> _TASK DIRECTIONS_
Can you lay out the data as a JSON list of strings, one string per line, from the start of the data through the line holding "The scroll 30 is at (655, 243).", inclusive? Leave out blank lines and the pictures.

> _DATA ROWS_
>>>>>

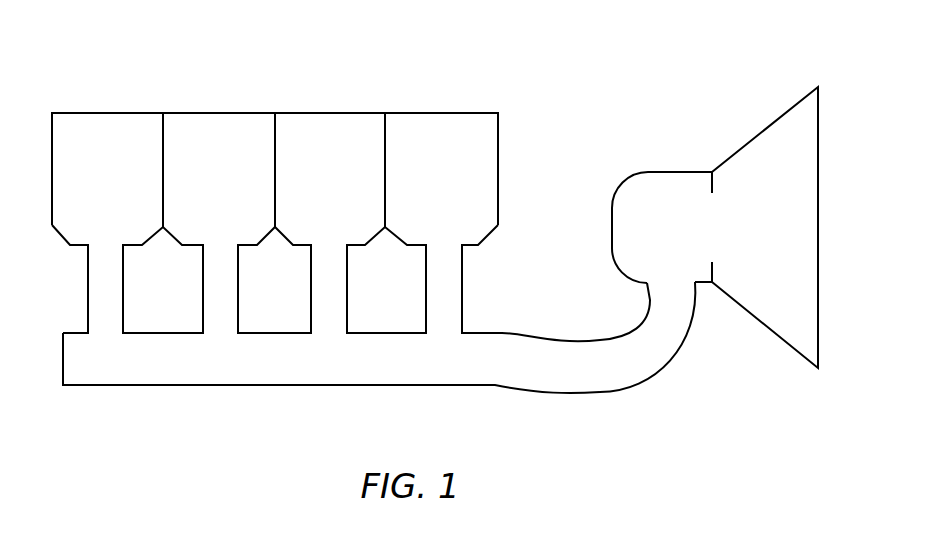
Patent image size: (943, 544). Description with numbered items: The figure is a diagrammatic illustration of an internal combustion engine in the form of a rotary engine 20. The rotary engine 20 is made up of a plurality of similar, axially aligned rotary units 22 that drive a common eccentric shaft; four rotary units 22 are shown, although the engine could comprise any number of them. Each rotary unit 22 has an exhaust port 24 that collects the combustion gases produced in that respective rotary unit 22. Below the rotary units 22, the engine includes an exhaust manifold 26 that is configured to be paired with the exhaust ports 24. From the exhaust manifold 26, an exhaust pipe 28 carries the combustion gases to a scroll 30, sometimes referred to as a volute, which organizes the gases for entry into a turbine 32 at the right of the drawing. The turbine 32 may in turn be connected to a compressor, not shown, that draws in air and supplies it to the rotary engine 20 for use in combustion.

The rotary engine 20 is at (564, 83).
The rotary units 22 is at (203, 133).
The exhaust port 24 is at (222, 245).
The exhaust manifold 26 is at (275, 367).
The exhaust pipe 28 is at (625, 367).
The scroll 30 is at (655, 243).
The turbine 32 is at (759, 243).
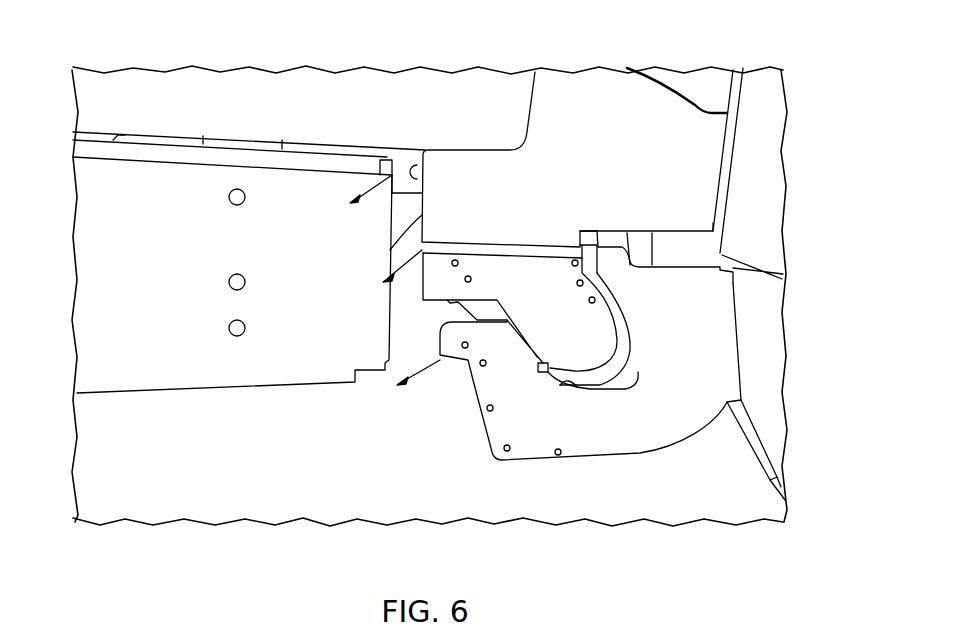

<<<<<

> _RESULT OF THE EXERCISE_
[
  "Patent image size: (943, 544). Description with numbered items: The figure is a diagrammatic illustration of an internal combustion engine in the form of a rotary engine 20. The rotary engine 20 is made up of a plurality of similar, axially aligned rotary units 22 that drive a common eccentric shaft; four rotary units 22 are shown, although the engine could comprise any number of them. Each rotary unit 22 has an exhaust port 24 that collects the combustion gases produced in that respective rotary unit 22. Below the rotary units 22, the engine includes an exhaust manifold 26 that is configured to be paired with the exhaust ports 24. From the exhaust manifold 26, an exhaust pipe 28 carries the combustion gases to a scroll 30, sometimes referred to as a volute, which organizes the gases for entry into a turbine 32 at the right of the drawing. The turbine 32 may in turn be connected to a compressor, not shown, that draws in air and supplies it to the rotary engine 20 for use in combustion.",
  "The rotary engine 20 is at (564, 83).",
  "The rotary units 22 is at (203, 133).",
  "The exhaust port 24 is at (222, 245).",
  "The exhaust manifold 26 is at (275, 367).",
  "The exhaust pipe 28 is at (625, 367).",
  "The scroll 30 is at (655, 243)."
]